Objective >>
Your answer should be a single number: the count of lines that include the word "icon".

Records for this task >>
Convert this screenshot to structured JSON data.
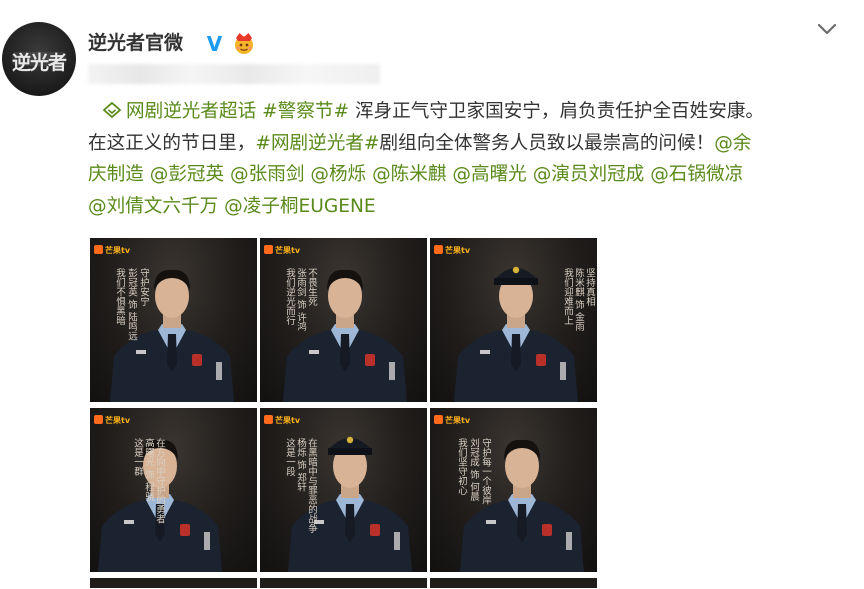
{
  "account": {
    "name": "逆光者官微",
    "avatar_text": "逆光者",
    "verified_icon": "verified-v-icon",
    "badge_icon": "crown-emoji-icon"
  },
  "post": {
    "topic_icon": "topic-link-icon",
    "line1": {
      "link1": "网剧逆光者超话",
      "space": " ",
      "tag1": "#警察节#",
      "text1": " 浑身正气守卫家国安宁，肩负责任护全百姓安康。"
    },
    "line2": {
      "text1": "在这正义的节日里，",
      "tag2": "#网剧逆光者#",
      "text2": "剧组向全体警务人员致以最崇高的问候！",
      "m1a": "@余"
    },
    "line3": {
      "m1b": "庆制造",
      "m2": "@彭冠英",
      "m3": "@张雨剑",
      "m4": "@杨烁",
      "m5": "@陈米麒",
      "m6": "@高曙光",
      "m7": "@演员刘冠成",
      "m8": "@石锅微凉"
    },
    "line4": {
      "m9": "@刘倩文六千万",
      "m10": "@凌子桐EUGENE"
    }
  },
  "images": {
    "logo_text": "芒果tv",
    "tiles": [
      {
        "t1": "我们不惧黑暗",
        "t2": "守护安宁",
        "t3": "彭冠英 饰 陆鸣远"
      },
      {
        "t1": "我们逆光而行",
        "t2": "不畏生死",
        "t3": "张雨剑 饰 许鸿"
      },
      {
        "t1": "我们迎难而上",
        "t2": "坚持真相",
        "t3": "陈米麒 饰 金雨"
      },
      {
        "t1": "这是一群",
        "t2": "在方向中守护的勇者",
        "t3": "高曙光 饰 程骁"
      },
      {
        "t1": "这是一段",
        "t2": "在黑暗中与罪恶的战争",
        "t3": "杨烁 饰 郑轩"
      },
      {
        "t1": "我们坚守初心",
        "t2": "守护每一个彼岸",
        "t3": "刘冠成 饰 何晨"
      }
    ]
  },
  "colors": {
    "link": "#5a8a1a",
    "text": "#333333",
    "verified": "#1d9bf0"
  }
}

Full answer >>
3